→ Selected excerpt
■ ■ ■

AOPA on FCC ELT action

The FCC can specify every aspect of ELTs except mandating them to be installed in aircraft.

I would argue that in this case the FCC is mandating that they not be installed in aircraft. That may not be true in the strictist sense (e.g. they can be installed, but they can't be turned on or set for operation), but the exceptions I mentioned would require other actions under FAA rules such as placarding that something is disabled and potentially removal.

The FCC can, in theory, impose non-spectrum related requirements subject to their authority under USC. And that's precisely why there is an issue involving broadband internet right now. If they exceed their authority, it's up to a Federal court (as opposed to the adminitrative law kangaroo court) to decide.

Suffice it to say that the FCC believes it is within their bounds to say what can be used where and how it is to work. What they cannot do is require an airplane to have the equipment on board and deem the airworthiness of aircraft. That is up to the FAA.

The really funny thing is that the FCC does not get the final say in one area of radio propagation that has the most to do with interference and radio coverage. That would be tower heights. The FAA gets to tell non-aviation industries where and how they can build radio towers.

Actually you are incorrect as to tower heights. The FAA analyzes the obstruction and issues a determination of hazard or no hazard with respect to a tower (or building). The FCC is the final say on whether the tower is approved or not.... and if it is approved, the FAA must modify procedures to accomodate.

That is specifically the crux of the issue over electromagentic compatibility between broadcast and aviation services. The FAA started doing EMI (primarily intermod and brute-force) analysis of proposed FM facilities and issuing determinations of hazard if their computer program showed a potential problem. The FCC had the ability to issue construction permits anyway (and did so in a few cases).

Same thing goes for tower heights.... the USA Today building that I'm looking at out my office window originally was opposed by the FAA for it's impact on inbound air traffic to DCA. It was built anyway.

Now, as a practical matter, the FCC doesn't usually override or ignore the FAA's determination. But they do have the authority to do so. And the licensee (or permittee) that constructs in the face of an FAA objection will have a real burden in terms of getting insurance.
 
Of course, as we've seen, they *can* do exactly what they've done. THey just cannot do it without having their choice to do so called out as arbitrary and capricious.

The FCC would argue that the proposal went through a rulemaking and comment process. And comments were submitted. Ergo, it would be a very tough argument to make that this was "arbitrary and capricious".

It's a much different situation than the deep water oil drilling moratorium.
 
This isn't EPIRB's. This is ELT's.

■ ■ ■

→ Problem description
Extend the forum discussion above about the FCC's action on ELTs, picking up after its final line. The material that follows stands apart from the discussion above.

→ Data

■ ■ ■

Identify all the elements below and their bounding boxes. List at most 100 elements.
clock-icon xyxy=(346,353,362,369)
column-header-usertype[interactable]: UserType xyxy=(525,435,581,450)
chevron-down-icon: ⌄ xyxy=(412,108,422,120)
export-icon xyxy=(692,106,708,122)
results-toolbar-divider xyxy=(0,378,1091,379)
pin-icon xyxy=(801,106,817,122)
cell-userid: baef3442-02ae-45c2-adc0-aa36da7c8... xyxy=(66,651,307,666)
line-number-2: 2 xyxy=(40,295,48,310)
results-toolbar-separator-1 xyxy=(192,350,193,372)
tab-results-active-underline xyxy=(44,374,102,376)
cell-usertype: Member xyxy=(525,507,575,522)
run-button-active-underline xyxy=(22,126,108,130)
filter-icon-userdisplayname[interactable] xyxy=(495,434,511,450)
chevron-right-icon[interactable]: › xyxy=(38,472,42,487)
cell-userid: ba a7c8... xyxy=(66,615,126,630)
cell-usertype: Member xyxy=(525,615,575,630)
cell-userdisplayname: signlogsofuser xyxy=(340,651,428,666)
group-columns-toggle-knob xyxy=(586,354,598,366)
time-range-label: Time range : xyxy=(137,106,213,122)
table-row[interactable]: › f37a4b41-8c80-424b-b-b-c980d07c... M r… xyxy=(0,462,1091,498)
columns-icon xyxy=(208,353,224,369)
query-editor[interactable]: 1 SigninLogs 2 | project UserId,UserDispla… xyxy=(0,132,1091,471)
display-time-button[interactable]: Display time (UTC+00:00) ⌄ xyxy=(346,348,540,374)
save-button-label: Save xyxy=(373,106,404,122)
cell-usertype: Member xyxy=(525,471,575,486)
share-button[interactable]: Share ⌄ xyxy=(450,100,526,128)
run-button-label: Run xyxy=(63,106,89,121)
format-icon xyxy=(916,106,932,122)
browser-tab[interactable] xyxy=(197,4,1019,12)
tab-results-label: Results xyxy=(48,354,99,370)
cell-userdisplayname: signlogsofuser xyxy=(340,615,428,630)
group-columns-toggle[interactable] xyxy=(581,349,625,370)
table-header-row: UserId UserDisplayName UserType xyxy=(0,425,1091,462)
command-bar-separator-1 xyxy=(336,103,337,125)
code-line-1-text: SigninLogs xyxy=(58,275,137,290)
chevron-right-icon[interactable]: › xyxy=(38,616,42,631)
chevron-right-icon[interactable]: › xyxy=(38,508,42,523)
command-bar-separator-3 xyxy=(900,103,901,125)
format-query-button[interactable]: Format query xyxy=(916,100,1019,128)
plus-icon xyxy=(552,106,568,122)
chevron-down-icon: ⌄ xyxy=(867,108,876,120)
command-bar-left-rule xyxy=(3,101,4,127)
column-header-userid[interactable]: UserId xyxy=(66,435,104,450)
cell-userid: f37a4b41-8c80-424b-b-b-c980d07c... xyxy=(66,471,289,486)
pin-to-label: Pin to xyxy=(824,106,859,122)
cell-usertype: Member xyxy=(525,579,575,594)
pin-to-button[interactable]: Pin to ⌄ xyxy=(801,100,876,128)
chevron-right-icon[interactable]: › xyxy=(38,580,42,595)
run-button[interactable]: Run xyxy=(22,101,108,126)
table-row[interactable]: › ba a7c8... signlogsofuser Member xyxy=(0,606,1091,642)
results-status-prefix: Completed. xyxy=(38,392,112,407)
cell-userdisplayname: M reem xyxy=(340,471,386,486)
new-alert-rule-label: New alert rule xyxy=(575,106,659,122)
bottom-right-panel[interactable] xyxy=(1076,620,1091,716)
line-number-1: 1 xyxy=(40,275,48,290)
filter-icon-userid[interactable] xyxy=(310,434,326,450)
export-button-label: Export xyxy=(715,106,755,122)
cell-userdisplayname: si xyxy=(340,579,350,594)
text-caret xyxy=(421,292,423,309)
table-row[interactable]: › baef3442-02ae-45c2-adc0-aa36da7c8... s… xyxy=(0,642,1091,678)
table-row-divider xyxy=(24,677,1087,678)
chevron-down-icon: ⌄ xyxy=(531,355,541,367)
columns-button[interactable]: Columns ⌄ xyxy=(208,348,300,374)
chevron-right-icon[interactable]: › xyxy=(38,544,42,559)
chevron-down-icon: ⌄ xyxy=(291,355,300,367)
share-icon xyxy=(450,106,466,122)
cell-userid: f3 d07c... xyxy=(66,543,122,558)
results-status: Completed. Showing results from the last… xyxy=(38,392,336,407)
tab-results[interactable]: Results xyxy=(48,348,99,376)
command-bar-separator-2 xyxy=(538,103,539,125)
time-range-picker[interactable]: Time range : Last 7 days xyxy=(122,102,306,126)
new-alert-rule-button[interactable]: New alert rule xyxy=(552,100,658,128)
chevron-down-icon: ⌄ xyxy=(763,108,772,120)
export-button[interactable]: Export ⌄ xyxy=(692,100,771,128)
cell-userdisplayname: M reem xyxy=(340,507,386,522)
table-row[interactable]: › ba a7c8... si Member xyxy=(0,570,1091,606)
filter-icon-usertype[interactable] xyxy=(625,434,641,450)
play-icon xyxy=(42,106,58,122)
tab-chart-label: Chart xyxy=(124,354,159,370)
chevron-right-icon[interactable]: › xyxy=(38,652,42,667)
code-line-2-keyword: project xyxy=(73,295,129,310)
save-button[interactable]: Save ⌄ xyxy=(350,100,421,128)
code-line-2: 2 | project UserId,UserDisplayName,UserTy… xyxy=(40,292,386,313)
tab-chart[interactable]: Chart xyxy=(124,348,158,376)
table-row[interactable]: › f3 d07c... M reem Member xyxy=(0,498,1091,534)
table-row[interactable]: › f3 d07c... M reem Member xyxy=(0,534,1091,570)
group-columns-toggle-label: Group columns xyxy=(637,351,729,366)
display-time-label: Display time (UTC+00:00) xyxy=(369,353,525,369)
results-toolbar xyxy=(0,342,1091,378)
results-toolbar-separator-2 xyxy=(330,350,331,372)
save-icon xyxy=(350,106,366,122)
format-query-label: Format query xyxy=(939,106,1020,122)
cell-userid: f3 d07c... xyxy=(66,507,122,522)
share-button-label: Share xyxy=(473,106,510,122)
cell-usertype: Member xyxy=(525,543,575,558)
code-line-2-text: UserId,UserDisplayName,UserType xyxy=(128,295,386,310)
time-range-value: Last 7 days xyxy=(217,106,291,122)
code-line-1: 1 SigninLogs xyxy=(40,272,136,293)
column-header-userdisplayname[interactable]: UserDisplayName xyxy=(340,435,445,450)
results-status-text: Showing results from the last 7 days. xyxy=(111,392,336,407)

■ ■ ■

→ Reply
Understood. I supplied that as an example to show you that the FCC can specify more than just "frequency tolerance"

The FCC can specify the tech specs for the 406 signal, and the tech specs for the 121.5 signal,
Glad you are finally seeing the like and agree that you were incorrect and that I was correct.



but they can't say that some ELT's can transmit on 121.5 but others can't, unless those others don't meet the signal spec for 121.5, which the TSO's 121.5 units do.
Depends on how they structured the regulation on ELTs. most of the time dual banded devices allow for optionality in whether they will have to support both bands or not. The FCC has in past mandated dual mode devices and capabilities on some services.


That's like saying they won't allow 2 meter rigs in the amateur bands unless they also transmit on the 6 meter band -- just not within their power to say.
There are no type approval or certification regulations in Part 97, the Amateur service. That is why you do not see that type of requirement for ham radio.
 
I would argue that in this case the FCC is mandating that they not be installed in aircraft. That may not be true in the strictist sense (e.g. they can be installed, but they can't be turned on or set for operation), but the exceptions I mentioned would require other actions under FAA rules such as placarding that something is disabled and potentially removal.
It is a thin distinction, I agree.

The FCC can, in theory, impose non-spectrum related requirements subject to their authority under USC. And that's precisely why there is an issue involving broadband internet right now. If they exceed their authority, it's up to a Federal court (as opposed to the adminitrative law kangaroo court) to decide.
Yep, but there is no theory about it. The FCC often imposes non-spectrum requirements upon devices in different services.


Actually you are incorrect as to tower heights. The FAA analyzes the obstruction and issues a determination of hazard or no hazard with respect to a tower (or building). The FCC is the final say on whether the tower is approved or not.... and if it is approved, the FAA must modify procedures to accomodate.
Really? I'll take your word on it. But I have seen lots of letters from the FAA stating that they do not approve of a tower construction plan.

That is specifically the crux of the issue over electromagentic compatibility between broadcast and aviation services. The FAA started doing EMI (primarily intermod and brute-force) analysis of proposed FM facilities and issuing determinations of hazard if their computer program showed a potential problem. The FCC had the ability to issue construction permits anyway (and did so in a few cases).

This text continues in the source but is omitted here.